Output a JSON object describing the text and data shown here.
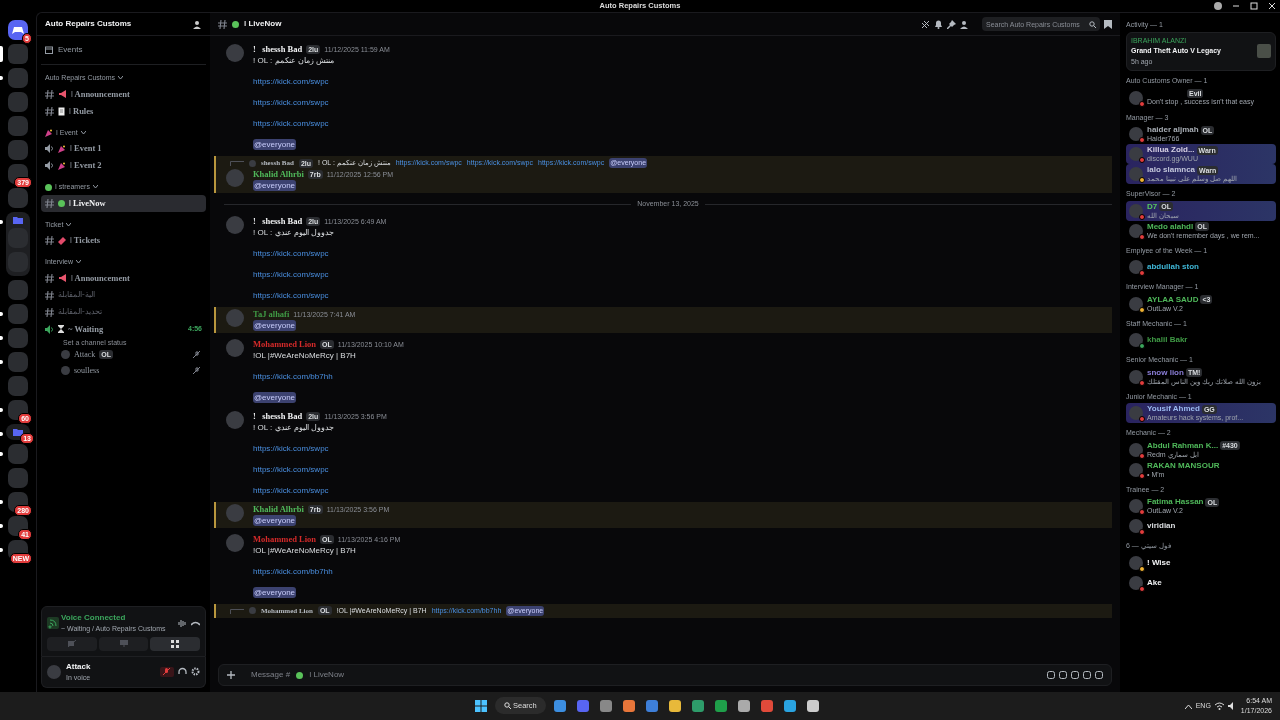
{
  "window": {
    "title": "Auto Repairs Customs"
  },
  "servers": [
    {
      "kind": "home",
      "badge": "5",
      "unread": false,
      "selected": false
    },
    {
      "kind": "server",
      "unread": false,
      "selected": true
    },
    {
      "kind": "server",
      "unread": true,
      "selected": false
    },
    {
      "kind": "server",
      "unread": false,
      "selected": false
    },
    {
      "kind": "server",
      "unread": false,
      "selected": false
    },
    {
      "kind": "server",
      "unread": false,
      "selected": false
    },
    {
      "kind": "server",
      "badge": "379",
      "unread": false,
      "selected": false
    },
    {
      "kind": "server",
      "unread": false,
      "selected": false
    },
    {
      "kind": "folder",
      "unread": true,
      "selected": false,
      "children": [
        {
          "kind": "server"
        },
        {
          "kind": "server"
        }
      ]
    },
    {
      "kind": "server",
      "unread": false,
      "selected": false
    },
    {
      "kind": "server",
      "unread": true,
      "selected": false
    },
    {
      "kind": "server",
      "unread": true,
      "selected": false
    },
    {
      "kind": "server",
      "unread": true,
      "selected": false
    },
    {
      "kind": "server",
      "unread": false,
      "selected": false
    },
    {
      "kind": "server",
      "badge": "60",
      "unread": true,
      "selected": false
    },
    {
      "kind": "folder",
      "badge": "13",
      "unread": true,
      "selected": false
    },
    {
      "kind": "server",
      "unread": true,
      "selected": false
    },
    {
      "kind": "server",
      "unread": false,
      "selected": false
    },
    {
      "kind": "server",
      "badge": "280",
      "unread": true,
      "selected": false
    },
    {
      "kind": "server",
      "badge": "41",
      "unread": true,
      "selected": false
    },
    {
      "kind": "server",
      "badge": "NEW",
      "unread": true,
      "selected": false
    }
  ],
  "sidebar": {
    "server_name": "Auto Repairs Customs",
    "events": "Events",
    "categories": [
      {
        "name": "Auto Repairs Customs",
        "channels": [
          {
            "kind": "text",
            "emoji": {
              "kind": "megaphone"
            },
            "name": "ǀ Announcement",
            "selected": false,
            "muted": false
          },
          {
            "kind": "text",
            "emoji": {
              "kind": "page"
            },
            "name": "ǀ Rules",
            "selected": false,
            "muted": false
          }
        ]
      },
      {
        "name": "ǀ Event",
        "emoji": {
          "kind": "party"
        },
        "channels": [
          {
            "kind": "voice",
            "emoji": {
              "kind": "party"
            },
            "name": "ǀ Event 1",
            "selected": false,
            "muted": false
          },
          {
            "kind": "voice",
            "emoji": {
              "kind": "party"
            },
            "name": "ǀ Event 2",
            "selected": false,
            "muted": false
          }
        ]
      },
      {
        "name": "ǀ streamers",
        "emoji": {
          "kind": "circle"
        },
        "channels": [
          {
            "kind": "text",
            "emoji": {
              "kind": "circle"
            },
            "name": "ǀ LiveNow",
            "selected": true,
            "muted": false
          }
        ]
      },
      {
        "name": "Ticket",
        "channels": [
          {
            "kind": "text",
            "emoji": {
              "kind": "ticket"
            },
            "name": "ǀ Tickets",
            "selected": false,
            "muted": false
          }
        ]
      },
      {
        "name": "Interview",
        "channels": [
          {
            "kind": "text",
            "emoji": {
              "kind": "megaphone"
            },
            "name": "ǀ Announcement",
            "selected": false,
            "muted": false
          },
          {
            "kind": "text",
            "name": "الية-المقابلة",
            "selected": false,
            "muted": true
          },
          {
            "kind": "text",
            "name": "تحديد-المقابلة",
            "selected": false,
            "muted": true
          },
          {
            "kind": "voice",
            "emoji": {
              "kind": "hourglass"
            },
            "name": "~ Waiting",
            "selected": false,
            "muted": false,
            "time": "4:56",
            "status": "Set a channel status",
            "users": [
              {
                "name": "Attack",
                "tag": "OL"
              },
              {
                "name": "soulless"
              }
            ]
          }
        ]
      }
    ],
    "voice": {
      "title": "Voice Connected",
      "where": "~ Waiting / Auto Repairs Customs"
    },
    "user": {
      "name": "Attack",
      "status": "In voice",
      "mic_muted": true
    }
  },
  "channel": {
    "name": "ǀ LiveNow"
  },
  "search": {
    "placeholder": "Search Auto Repairs Customs"
  },
  "messages": [
    {
      "kind": "message",
      "author": "!   shessh Bad",
      "color": "#f2f3f5",
      "tag": "2lu",
      "time": "11/12/2025 11:59 AM",
      "highlighted": false,
      "blocks": [
        {
          "kind": "text",
          "text": "! OL : منتش زمان عنكمم"
        },
        {
          "kind": "link",
          "text": "https://kick.com/swpc"
        },
        {
          "kind": "link",
          "text": "https://kick.com/swpc"
        },
        {
          "kind": "link",
          "text": "https://kick.com/swpc"
        },
        {
          "kind": "mention",
          "text": "@everyone"
        }
      ]
    },
    {
      "kind": "message",
      "author": "Khalid Alhrbi",
      "color": "#4fb85a",
      "tag": "7rb",
      "time": "11/12/2025 12:56 PM",
      "highlighted": true,
      "reply": {
        "author": "shessh Bad",
        "tag": "2lu",
        "parts": [
          {
            "kind": "text",
            "text": "! OL : منتش زمان عنكمم"
          },
          {
            "kind": "link",
            "text": "https://kick.com/swpc"
          },
          {
            "kind": "link",
            "text": "https://kick.com/swpc"
          },
          {
            "kind": "link",
            "text": "https://kick.com/swpc"
          },
          {
            "kind": "mention",
            "text": "@everyone"
          }
        ]
      },
      "blocks": [
        {
          "kind": "mention",
          "text": "@everyone"
        }
      ]
    },
    {
      "kind": "divider",
      "text": "November 13, 2025"
    },
    {
      "kind": "message",
      "author": "!   shessh Bad",
      "color": "#f2f3f5",
      "tag": "2lu",
      "time": "11/13/2025 6:49 AM",
      "highlighted": false,
      "blocks": [
        {
          "kind": "text",
          "text": "! OL : جدوول اليوم عندي"
        },
        {
          "kind": "link",
          "text": "https://kick.com/swpc"
        },
        {
          "kind": "link",
          "text": "https://kick.com/swpc"
        },
        {
          "kind": "link",
          "text": "https://kick.com/swpc"
        }
      ]
    },
    {
      "kind": "message",
      "author": "TaJ alhafi",
      "color": "#3f9a45",
      "time": "11/13/2025 7:41 AM",
      "highlighted": true,
      "blocks": [
        {
          "kind": "mention",
          "text": "@everyone"
        }
      ]
    },
    {
      "kind": "message",
      "author": "Mohammed Lion",
      "color": "#d42a2a",
      "tag": "OL",
      "time": "11/13/2025 10:10 AM",
      "highlighted": false,
      "blocks": [
        {
          "kind": "text",
          "text": "!OL |#WeAreNoMeRcy | B7H"
        },
        {
          "kind": "link",
          "text": "https://kick.com/bb7hh"
        },
        {
          "kind": "mention",
          "text": "@everyone"
        }
      ]
    },
    {
      "kind": "message",
      "author": "!   shessh Bad",
      "color": "#f2f3f5",
      "tag": "2lu",
      "time": "11/13/2025 3:56 PM",
      "highlighted": false,
      "blocks": [
        {
          "kind": "text",
          "text": "! OL : جدوول اليوم عندي"
        },
        {
          "kind": "link",
          "text": "https://kick.com/swpc"
        },
        {
          "kind": "link",
          "text": "https://kick.com/swpc"
        },
        {
          "kind": "link",
          "text": "https://kick.com/swpc"
        }
      ]
    },
    {
      "kind": "message",
      "author": "Khalid Alhrbi",
      "color": "#4fb85a",
      "tag": "7rb",
      "time": "11/13/2025 3:56 PM",
      "highlighted": true,
      "blocks": [
        {
          "kind": "mention",
          "text": "@everyone"
        }
      ]
    },
    {
      "kind": "message",
      "author": "Mohammed Lion",
      "color": "#d42a2a",
      "tag": "OL",
      "time": "11/13/2025 4:16 PM",
      "highlighted": false,
      "blocks": [
        {
          "kind": "text",
          "text": "!OL |#WeAreNoMeRcy | B7H"
        },
        {
          "kind": "link",
          "text": "https://kick.com/bb7hh"
        },
        {
          "kind": "mention",
          "text": "@everyone"
        }
      ]
    },
    {
      "kind": "reply_stub",
      "highlighted": true,
      "reply": {
        "author": "Mohammed Lion",
        "tag": "OL",
        "parts": [
          {
            "kind": "text",
            "text": "!OL |#WeAreNoMeRcy | B7H"
          },
          {
            "kind": "link",
            "text": "https://kick.com/bb7hh"
          },
          {
            "kind": "mention",
            "text": "@everyone"
          }
        ]
      }
    }
  ],
  "composer": {
    "prefix": "Message #",
    "channel": "ǀ LiveNow"
  },
  "members": {
    "activity": {
      "title": "Activity — 1",
      "user": "IBRAHIM ALANZI",
      "game": "Grand Theft Auto V Legacy",
      "time": "5h ago"
    },
    "groups": [
      {
        "title": "Auto Customs Owner — 1",
        "members": [
          {
            "tag": "Evil",
            "status": "Don't stop , success isn't that easy",
            "presence": {
              "kind": "dnd"
            },
            "nameplate": false
          }
        ]
      },
      {
        "title": "Manager — 3",
        "members": [
          {
            "name": "haider aljmah",
            "color": "#a7adb4",
            "tag": "OL",
            "status": "Haider766",
            "presence": {
              "kind": "dnd"
            },
            "nameplate": false
          },
          {
            "name": "Killua Zold...",
            "color": "#d6d0e4",
            "tag": "Warn",
            "status": "discord.gg/WUU",
            "presence": {
              "kind": "dnd"
            },
            "nameplate": true
          },
          {
            "name": "lalo slamnca",
            "color": "#c4c8dc",
            "tag": "Warn",
            "status": "اللهم صل وسلم على نبينا محمد",
            "presence": {
              "kind": "idle"
            },
            "nameplate": true
          }
        ]
      },
      {
        "title": "SuperVisor — 2",
        "members": [
          {
            "name": "D7",
            "color": "#57c85f",
            "tag": "OL",
            "status": "سبحان الله",
            "presence": {
              "kind": "dnd"
            },
            "nameplate": true
          },
          {
            "name": "Medo alahdl",
            "color": "#4fb85a",
            "tag": "OL",
            "status": "We don't remember days , we rem...",
            "presence": {
              "kind": "dnd"
            },
            "nameplate": false
          }
        ]
      },
      {
        "title": "Emplyee of the Week — 1",
        "members": [
          {
            "name": "abdullah ston",
            "color": "#3fb8d8",
            "presence": {
              "kind": "dnd"
            },
            "nameplate": false
          }
        ]
      },
      {
        "title": "Interview Manager — 1",
        "members": [
          {
            "name": "AYLAA SAUD",
            "color": "#4fb85a",
            "tag": "<3",
            "status": "OutLaw V.2",
            "presence": {
              "kind": "idle"
            },
            "nameplate": false
          }
        ]
      },
      {
        "title": "Staff Mechanic — 1",
        "members": [
          {
            "name": "khalil Bakr",
            "color": "#3f9a45",
            "presence": {
              "kind": "online"
            },
            "nameplate": false
          }
        ]
      },
      {
        "title": "Senior Mechanic — 1",
        "members": [
          {
            "name": "snow lion",
            "color": "#8a7dd6",
            "tag": "TM!",
            "status": "بزون الله صلاتك ربك وين الناس المقتلك",
            "presence": {
              "kind": "dnd"
            },
            "nameplate": false
          }
        ]
      },
      {
        "title": "Junior Mechanic — 1",
        "members": [
          {
            "name": "Yousif Ahmed",
            "color": "#9bbaf0",
            "tag": "GG",
            "status": "Amateurs hack systems, prof...",
            "presence": {
              "kind": "dnd"
            },
            "nameplate": true
          }
        ]
      },
      {
        "title": "Mechanic — 2",
        "members": [
          {
            "name": "Abdul Rahman K...",
            "color": "#4fb85a",
            "tag": "#430",
            "status": "Redm ابل سماري",
            "presence": {
              "kind": "dnd"
            },
            "nameplate": false
          },
          {
            "name": "RAKAN MANSOUR",
            "color": "#4fb85a",
            "status": "• M'm",
            "presence": {
              "kind": "dnd"
            },
            "nameplate": false
          }
        ]
      },
      {
        "title": "Trainee — 2",
        "members": [
          {
            "name": "Fatima Hassan",
            "color": "#4fb85a",
            "tag": "OL",
            "status": "OutLaw V.2",
            "presence": {
              "kind": "dnd"
            },
            "nameplate": false
          },
          {
            "name": "viridian",
            "color": "#dbdee1",
            "presence": {
              "kind": "dnd"
            },
            "nameplate": false
          }
        ]
      },
      {
        "title": "فول سيتي — 6",
        "members": [
          {
            "name": "! Wise",
            "color": "#f2f3f5",
            "presence": {
              "kind": "idle"
            },
            "nameplate": false
          },
          {
            "name": "Ake",
            "color": "#f2f3f5",
            "presence": {
              "kind": "dnd"
            },
            "nameplate": false
          }
        ]
      }
    ]
  },
  "taskbar": {
    "search": "Search",
    "lang": "ENG",
    "time": "6:54 AM",
    "date": "1/17/2026"
  }
}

══════

**WHAT YOU HAVE TO DO:**
Determine how many of the lines above hold the word "time", and output that number by itself.

**COMPLETE ANSWER:**
11